**Task instructions:** Output the material word for word. Leave each picture out.

(Saved entries)

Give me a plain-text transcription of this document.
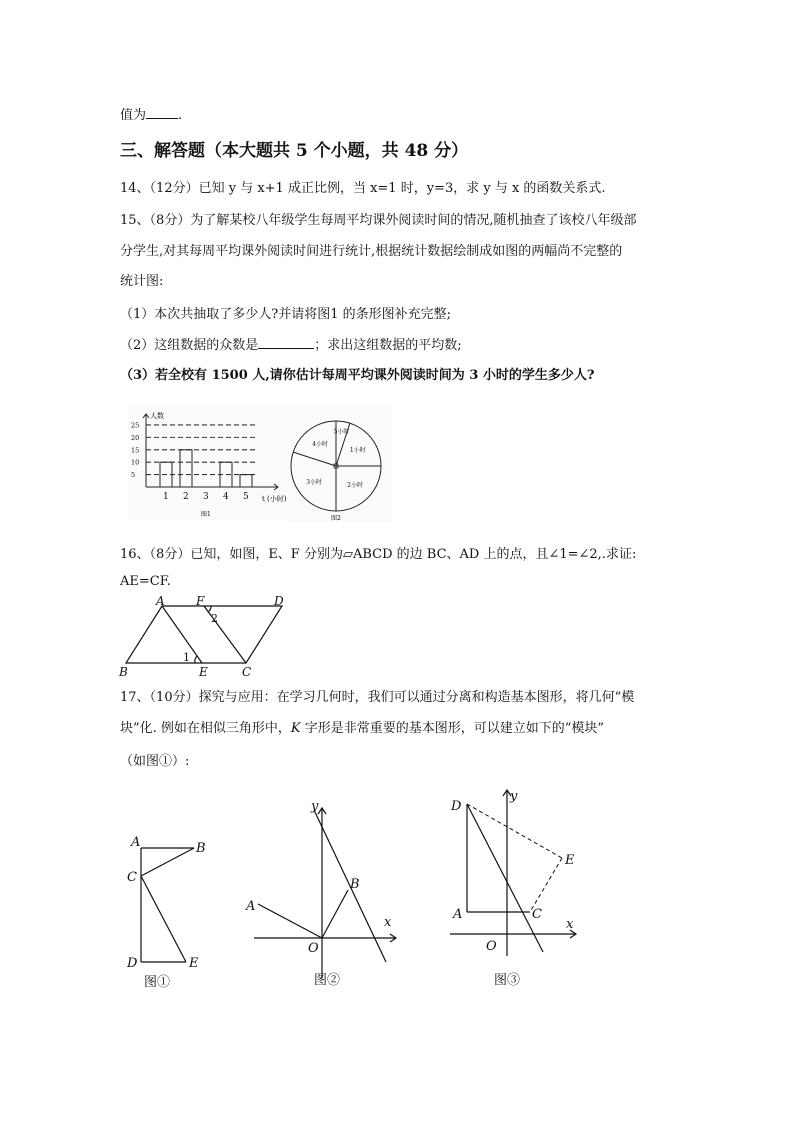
值为 .
三、解答题（本大题共 5 个小题，共 48 分）
14、（12分）已知 y 与 x+1 成正比例，当 x=1 时，y=3，求 y 与 x 的函数关系式.
15、（8分）为了解某校八年级学生每周平均课外阅读时间的情况,随机抽查了该校八年级部
分学生,对其每周平均课外阅读时间进行统计,根据统计数据绘制成如图的两幅尚不完整的
统计图:
（1）本次共抽取了多少人?并请将图1 的条形图补充完整;
（2）这组数据的众数是	；求出这组数据的平均数;
（3）若全校有 1500 人,请你估计每周平均课外阅读时间为 3 小时的学生多少人?
5
10
15
20
25
1 2 3 4 5
人数
t (小时)
图1
5小时
1小时
2小时
3小时
4小时
图2
16、（8分）已知，如图，E、F 分别为▱ABCD 的边 BC、AD 上的点，且∠1=∠2,.求证:
AE=CF.
A	F	D
B	E	C
1
2
17、（10分）探究与应用：在学习几何时，我们可以通过分离和构造基本图形，将几何“模
块”化. 例如在相似三角形中，K 字形是非常重要的基本图形，可以建立如下的“模块”
（如图①）:
A	B
C
D	E
图①
y
x
A
B
O
图②
D
y
E
A	C
x
O
图③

**The output:**
Give me a plain-text transcription of this document.
值为 .
三、解答题（本大题共 5 个小题，共 48 分）
14、（12分）已知 y 与 x+1 成正比例，当 x=1 时，y=3，求 y 与 x 的函数关系式.
15、（8分）为了解某校八年级学生每周平均课外阅读时间的情况,随机抽查了该校八年级部
分学生,对其每周平均课外阅读时间进行统计,根据统计数据绘制成如图的两幅尚不完整的
统计图:
（1）本次共抽取了多少人?并请将图1 的条形图补充完整;
（2）这组数据的众数是	；求出这组数据的平均数;
（3）若全校有 1500 人,请你估计每周平均课外阅读时间为 3 小时的学生多少人?
5
10
15
20
25
1 2 3 4 5
人数
t (小时)
图1
5小时
1小时
2小时
3小时
4小时
图2
16、（8分）已知，如图，E、F 分别为▱ABCD 的边 BC、AD 上的点，且∠1=∠2,.求证:
AE=CF.
A	F	D
B	E	C
1
2
17、（10分）探究与应用：在学习几何时，我们可以通过分离和构造基本图形，将几何“模
块”化. 例如在相似三角形中，K 字形是非常重要的基本图形，可以建立如下的“模块”
（如图①）:
A	B
C
D	E
图①
y
x
A
B
O
图②
D
y
E
A	C
x
O
图③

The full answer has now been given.